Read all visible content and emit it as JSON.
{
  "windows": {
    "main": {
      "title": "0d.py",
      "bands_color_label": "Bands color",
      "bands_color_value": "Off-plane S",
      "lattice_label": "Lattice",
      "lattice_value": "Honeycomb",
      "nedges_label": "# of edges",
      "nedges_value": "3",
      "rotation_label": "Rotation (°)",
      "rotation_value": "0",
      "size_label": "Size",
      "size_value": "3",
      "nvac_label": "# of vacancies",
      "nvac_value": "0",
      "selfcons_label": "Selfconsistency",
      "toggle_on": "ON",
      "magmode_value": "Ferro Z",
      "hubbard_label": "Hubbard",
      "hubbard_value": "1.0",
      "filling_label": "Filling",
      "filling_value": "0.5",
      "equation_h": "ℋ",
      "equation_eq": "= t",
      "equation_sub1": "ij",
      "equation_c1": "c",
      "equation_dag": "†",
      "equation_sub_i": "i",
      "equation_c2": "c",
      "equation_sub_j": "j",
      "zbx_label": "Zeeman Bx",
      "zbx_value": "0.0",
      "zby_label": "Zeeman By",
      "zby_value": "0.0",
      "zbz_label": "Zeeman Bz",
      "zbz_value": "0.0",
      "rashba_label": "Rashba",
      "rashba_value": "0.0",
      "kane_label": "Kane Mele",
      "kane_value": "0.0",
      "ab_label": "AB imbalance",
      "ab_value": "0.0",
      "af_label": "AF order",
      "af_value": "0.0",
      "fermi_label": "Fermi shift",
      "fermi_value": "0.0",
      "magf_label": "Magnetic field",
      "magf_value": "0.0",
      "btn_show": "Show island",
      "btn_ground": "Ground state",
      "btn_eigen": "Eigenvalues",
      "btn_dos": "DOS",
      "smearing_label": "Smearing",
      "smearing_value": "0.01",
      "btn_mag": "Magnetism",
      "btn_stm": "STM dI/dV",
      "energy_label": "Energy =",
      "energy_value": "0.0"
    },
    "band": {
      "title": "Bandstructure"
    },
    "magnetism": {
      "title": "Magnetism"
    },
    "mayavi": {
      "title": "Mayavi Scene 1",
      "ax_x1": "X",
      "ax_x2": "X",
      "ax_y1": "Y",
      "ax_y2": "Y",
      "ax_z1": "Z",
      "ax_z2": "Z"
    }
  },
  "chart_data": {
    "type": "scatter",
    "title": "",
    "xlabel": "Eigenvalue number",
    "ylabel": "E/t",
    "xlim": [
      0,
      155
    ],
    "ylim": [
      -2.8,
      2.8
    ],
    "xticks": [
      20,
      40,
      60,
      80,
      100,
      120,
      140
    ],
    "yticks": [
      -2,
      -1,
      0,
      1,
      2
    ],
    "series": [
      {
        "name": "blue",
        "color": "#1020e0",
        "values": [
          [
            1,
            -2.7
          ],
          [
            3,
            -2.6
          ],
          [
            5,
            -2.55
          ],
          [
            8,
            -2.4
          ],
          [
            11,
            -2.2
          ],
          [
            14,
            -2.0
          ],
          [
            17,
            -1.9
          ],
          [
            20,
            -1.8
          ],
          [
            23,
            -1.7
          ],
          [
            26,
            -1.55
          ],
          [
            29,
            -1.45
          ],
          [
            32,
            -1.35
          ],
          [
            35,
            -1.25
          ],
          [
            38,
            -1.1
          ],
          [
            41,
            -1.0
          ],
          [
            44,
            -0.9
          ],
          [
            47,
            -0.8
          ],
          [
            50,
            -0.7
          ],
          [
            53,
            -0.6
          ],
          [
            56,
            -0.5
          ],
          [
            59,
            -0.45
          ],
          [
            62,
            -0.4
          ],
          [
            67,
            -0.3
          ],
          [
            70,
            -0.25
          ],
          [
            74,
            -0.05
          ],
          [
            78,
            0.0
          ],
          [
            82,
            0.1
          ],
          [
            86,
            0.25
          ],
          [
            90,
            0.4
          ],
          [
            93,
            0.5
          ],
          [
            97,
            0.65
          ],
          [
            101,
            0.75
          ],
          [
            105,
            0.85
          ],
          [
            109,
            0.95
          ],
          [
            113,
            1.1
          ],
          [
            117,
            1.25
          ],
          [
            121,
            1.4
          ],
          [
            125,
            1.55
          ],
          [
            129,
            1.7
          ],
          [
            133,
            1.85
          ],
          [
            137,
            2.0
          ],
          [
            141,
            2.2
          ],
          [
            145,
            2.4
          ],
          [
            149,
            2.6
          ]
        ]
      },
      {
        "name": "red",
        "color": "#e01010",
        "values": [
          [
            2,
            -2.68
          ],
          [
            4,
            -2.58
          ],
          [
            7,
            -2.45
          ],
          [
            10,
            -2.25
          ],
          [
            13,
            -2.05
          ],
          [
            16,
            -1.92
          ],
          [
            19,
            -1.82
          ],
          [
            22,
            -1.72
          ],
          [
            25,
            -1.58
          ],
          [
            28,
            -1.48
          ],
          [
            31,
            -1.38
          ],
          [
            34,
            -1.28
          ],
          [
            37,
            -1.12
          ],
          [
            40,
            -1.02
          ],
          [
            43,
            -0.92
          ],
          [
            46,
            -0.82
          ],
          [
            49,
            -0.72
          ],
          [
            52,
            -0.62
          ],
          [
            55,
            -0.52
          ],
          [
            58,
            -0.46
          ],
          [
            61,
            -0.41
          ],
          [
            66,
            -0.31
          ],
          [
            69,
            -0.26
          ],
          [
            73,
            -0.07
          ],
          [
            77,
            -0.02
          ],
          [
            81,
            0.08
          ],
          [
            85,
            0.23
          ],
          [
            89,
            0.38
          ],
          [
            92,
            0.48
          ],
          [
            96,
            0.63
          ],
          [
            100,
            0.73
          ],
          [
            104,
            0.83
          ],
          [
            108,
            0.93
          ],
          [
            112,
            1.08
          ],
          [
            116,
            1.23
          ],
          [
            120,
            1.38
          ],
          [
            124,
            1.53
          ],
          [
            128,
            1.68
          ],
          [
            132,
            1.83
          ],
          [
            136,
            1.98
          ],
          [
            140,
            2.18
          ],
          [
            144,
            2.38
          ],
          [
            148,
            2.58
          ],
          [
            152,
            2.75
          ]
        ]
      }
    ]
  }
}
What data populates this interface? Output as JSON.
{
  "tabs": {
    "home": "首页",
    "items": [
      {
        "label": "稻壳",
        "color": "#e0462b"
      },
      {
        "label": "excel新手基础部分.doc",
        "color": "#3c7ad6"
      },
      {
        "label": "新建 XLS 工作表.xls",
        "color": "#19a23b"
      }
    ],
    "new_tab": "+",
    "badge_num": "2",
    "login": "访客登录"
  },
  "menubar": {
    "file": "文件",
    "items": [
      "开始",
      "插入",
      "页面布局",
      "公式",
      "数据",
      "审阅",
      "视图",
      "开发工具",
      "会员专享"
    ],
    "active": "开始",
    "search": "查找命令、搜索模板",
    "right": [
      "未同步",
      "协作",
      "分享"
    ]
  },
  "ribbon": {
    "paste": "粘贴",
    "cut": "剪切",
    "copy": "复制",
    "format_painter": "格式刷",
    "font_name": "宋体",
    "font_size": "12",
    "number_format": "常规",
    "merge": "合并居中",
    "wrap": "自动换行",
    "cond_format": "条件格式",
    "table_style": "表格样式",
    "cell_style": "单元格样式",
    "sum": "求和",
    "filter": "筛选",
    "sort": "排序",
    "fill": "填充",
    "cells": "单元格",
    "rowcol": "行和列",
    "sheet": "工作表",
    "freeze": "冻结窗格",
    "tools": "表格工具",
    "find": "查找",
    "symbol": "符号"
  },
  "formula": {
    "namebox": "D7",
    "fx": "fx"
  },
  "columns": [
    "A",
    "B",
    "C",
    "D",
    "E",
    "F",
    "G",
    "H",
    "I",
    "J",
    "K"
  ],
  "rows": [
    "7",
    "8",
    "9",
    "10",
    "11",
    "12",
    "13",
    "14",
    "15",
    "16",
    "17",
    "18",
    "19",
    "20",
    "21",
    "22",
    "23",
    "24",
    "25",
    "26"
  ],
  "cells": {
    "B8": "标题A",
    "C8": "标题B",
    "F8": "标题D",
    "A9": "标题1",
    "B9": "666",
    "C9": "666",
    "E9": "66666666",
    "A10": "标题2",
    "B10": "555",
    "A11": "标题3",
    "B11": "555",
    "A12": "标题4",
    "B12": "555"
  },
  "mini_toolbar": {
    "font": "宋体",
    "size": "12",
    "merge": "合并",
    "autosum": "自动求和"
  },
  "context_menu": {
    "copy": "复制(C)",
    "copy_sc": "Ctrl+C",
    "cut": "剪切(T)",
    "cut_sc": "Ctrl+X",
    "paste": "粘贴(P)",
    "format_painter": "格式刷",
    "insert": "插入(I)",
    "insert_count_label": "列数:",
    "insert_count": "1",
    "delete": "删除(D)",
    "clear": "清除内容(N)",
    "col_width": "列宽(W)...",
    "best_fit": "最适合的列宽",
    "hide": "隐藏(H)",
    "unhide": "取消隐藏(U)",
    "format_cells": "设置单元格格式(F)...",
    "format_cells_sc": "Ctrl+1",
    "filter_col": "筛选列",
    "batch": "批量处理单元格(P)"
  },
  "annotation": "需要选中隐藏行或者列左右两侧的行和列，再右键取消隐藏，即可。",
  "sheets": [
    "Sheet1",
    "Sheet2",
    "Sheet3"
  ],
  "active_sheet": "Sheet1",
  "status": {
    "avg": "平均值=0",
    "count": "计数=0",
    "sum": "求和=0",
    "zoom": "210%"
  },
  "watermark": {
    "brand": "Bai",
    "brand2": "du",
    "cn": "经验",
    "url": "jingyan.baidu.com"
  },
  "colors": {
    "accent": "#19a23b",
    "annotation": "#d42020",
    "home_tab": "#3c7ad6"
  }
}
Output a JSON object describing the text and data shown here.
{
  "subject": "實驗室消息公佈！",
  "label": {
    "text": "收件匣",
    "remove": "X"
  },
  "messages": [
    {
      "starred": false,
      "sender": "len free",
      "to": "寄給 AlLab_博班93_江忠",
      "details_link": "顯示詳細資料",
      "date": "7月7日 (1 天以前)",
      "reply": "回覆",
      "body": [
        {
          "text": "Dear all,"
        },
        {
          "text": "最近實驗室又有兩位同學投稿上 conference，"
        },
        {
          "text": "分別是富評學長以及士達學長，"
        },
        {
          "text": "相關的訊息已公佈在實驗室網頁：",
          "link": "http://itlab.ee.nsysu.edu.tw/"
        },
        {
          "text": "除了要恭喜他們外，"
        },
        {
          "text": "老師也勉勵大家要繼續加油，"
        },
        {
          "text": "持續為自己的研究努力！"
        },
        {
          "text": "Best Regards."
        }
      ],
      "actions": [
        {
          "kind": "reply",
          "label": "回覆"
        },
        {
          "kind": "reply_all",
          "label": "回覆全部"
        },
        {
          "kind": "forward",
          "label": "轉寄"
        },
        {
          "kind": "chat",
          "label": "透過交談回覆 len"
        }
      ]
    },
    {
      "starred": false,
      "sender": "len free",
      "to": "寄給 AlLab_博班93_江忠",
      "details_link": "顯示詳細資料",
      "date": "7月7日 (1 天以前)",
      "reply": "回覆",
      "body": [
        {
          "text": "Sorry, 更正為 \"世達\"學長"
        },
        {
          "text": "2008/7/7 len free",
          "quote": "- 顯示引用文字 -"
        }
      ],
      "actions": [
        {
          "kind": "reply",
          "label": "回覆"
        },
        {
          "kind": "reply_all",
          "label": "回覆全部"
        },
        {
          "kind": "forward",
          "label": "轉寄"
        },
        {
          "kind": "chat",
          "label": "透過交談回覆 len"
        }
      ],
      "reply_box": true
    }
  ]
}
========================================================================
WHAT IS EXPECTED -
Write out again, exactly, the lines from the one holding "Output a JSON" through the end of the listing, with both ends included.

COMPLETED TASK -
Output a JSON object describing the text and data shown here.
{
  "subject": "實驗室消息公佈！",
  "label": {
    "text": "收件匣",
    "remove": "X"
  },
  "messages": [
    {
      "starred": false,
      "sender": "len free",
      "to": "寄給 AlLab_博班93_江忠",
      "details_link": "顯示詳細資料",
      "date": "7月7日 (1 天以前)",
      "reply": "回覆",
      "body": [
        {
          "text": "Dear all,"
        },
        {
          "text": "最近實驗室又有兩位同學投稿上 conference，"
        },
        {
          "text": "分別是富評學長以及士達學長，"
        },
        {
          "text": "相關的訊息已公佈在實驗室網頁：",
          "link": "http://itlab.ee.nsysu.edu.tw/"
        },
        {
          "text": "除了要恭喜他們外，"
        },
        {
          "text": "老師也勉勵大家要繼續加油，"
        },
        {
          "text": "持續為自己的研究努力！"
        },
        {
          "text": "Best Regards."
        }
      ],
      "actions": [
        {
          "kind": "reply",
          "label": "回覆"
        },
        {
          "kind": "reply_all",
          "label": "回覆全部"
        },
        {
          "kind": "forward",
          "label": "轉寄"
        },
        {
          "kind": "chat",
          "label": "透過交談回覆 len"
        }
      ]
    },
    {
      "starred": false,
      "sender": "len free",
      "to": "寄給 AlLab_博班93_江忠",
      "details_link": "顯示詳細資料",
      "date": "7月7日 (1 天以前)",
      "reply": "回覆",
      "body": [
        {
          "text": "Sorry, 更正為 \"世達\"學長"
        },
        {
          "text": "2008/7/7 len free",
          "quote": "- 顯示引用文字 -"
        }
      ],
      "actions": [
        {
          "kind": "reply",
          "label": "回覆"
        },
        {
          "kind": "reply_all",
          "label": "回覆全部"
        },
        {
          "kind": "forward",
          "label": "轉寄"
        },
        {
          "kind": "chat",
          "label": "透過交談回覆 len"
        }
      ],
      "reply_box": true
    }
  ]
}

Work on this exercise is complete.